(Collected data entries)
— Begin —

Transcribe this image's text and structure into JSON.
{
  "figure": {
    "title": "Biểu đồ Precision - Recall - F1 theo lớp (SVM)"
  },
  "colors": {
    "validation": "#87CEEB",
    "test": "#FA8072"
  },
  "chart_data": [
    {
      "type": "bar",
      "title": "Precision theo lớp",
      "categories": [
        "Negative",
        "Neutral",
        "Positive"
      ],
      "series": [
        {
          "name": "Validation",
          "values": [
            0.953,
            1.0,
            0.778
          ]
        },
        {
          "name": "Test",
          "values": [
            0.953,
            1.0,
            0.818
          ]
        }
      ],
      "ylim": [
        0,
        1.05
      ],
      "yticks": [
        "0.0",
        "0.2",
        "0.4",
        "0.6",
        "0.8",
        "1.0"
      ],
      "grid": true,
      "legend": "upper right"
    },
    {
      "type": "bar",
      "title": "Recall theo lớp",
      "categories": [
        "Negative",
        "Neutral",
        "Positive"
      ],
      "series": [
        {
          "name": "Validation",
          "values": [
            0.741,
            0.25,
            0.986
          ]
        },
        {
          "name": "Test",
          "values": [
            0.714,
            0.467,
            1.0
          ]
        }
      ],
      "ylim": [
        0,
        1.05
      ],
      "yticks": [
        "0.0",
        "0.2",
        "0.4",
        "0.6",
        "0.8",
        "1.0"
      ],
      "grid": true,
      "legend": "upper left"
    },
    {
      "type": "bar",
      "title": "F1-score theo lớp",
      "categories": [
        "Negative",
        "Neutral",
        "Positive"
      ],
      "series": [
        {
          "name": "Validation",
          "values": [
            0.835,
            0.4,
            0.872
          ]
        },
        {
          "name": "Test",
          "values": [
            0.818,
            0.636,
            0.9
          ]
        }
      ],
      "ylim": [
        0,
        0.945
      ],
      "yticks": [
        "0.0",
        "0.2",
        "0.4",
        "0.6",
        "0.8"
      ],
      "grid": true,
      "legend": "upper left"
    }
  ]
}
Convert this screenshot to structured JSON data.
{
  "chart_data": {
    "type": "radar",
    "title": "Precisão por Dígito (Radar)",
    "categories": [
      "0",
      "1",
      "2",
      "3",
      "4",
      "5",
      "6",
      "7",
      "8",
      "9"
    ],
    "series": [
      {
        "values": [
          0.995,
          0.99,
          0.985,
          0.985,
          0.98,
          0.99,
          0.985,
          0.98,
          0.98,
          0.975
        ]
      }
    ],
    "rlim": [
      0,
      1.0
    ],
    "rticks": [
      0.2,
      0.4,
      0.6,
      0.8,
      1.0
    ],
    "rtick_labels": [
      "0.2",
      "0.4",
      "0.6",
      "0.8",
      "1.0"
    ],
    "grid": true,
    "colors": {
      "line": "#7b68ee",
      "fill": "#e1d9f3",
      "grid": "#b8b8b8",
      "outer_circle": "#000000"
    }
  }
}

— End —

EXERCISE DIRECTIONS:
Set down, word for word, only the lines running from the line with "Convert this screenshot" to the last line of the listing above. Both of those lines belong in your answer.

RESULT BELOW:
Convert this screenshot to structured JSON data.
{
  "chart_data": {
    "type": "radar",
    "title": "Precisão por Dígito (Radar)",
    "categories": [
      "0",
      "1",
      "2",
      "3",
      "4",
      "5",
      "6",
      "7",
      "8",
      "9"
    ],
    "series": [
      {
        "values": [
          0.995,
          0.99,
          0.985,
          0.985,
          0.98,
          0.99,
          0.985,
          0.98,
          0.98,
          0.975
        ]
      }
    ],
    "rlim": [
      0,
      1.0
    ],
    "rticks": [
      0.2,
      0.4,
      0.6,
      0.8,
      1.0
    ],
    "rtick_labels": [
      "0.2",
      "0.4",
      "0.6",
      "0.8",
      "1.0"
    ],
    "grid": true,
    "colors": {
      "line": "#7b68ee",
      "fill": "#e1d9f3",
      "grid": "#b8b8b8",
      "outer_circle": "#000000"
    }
  }
}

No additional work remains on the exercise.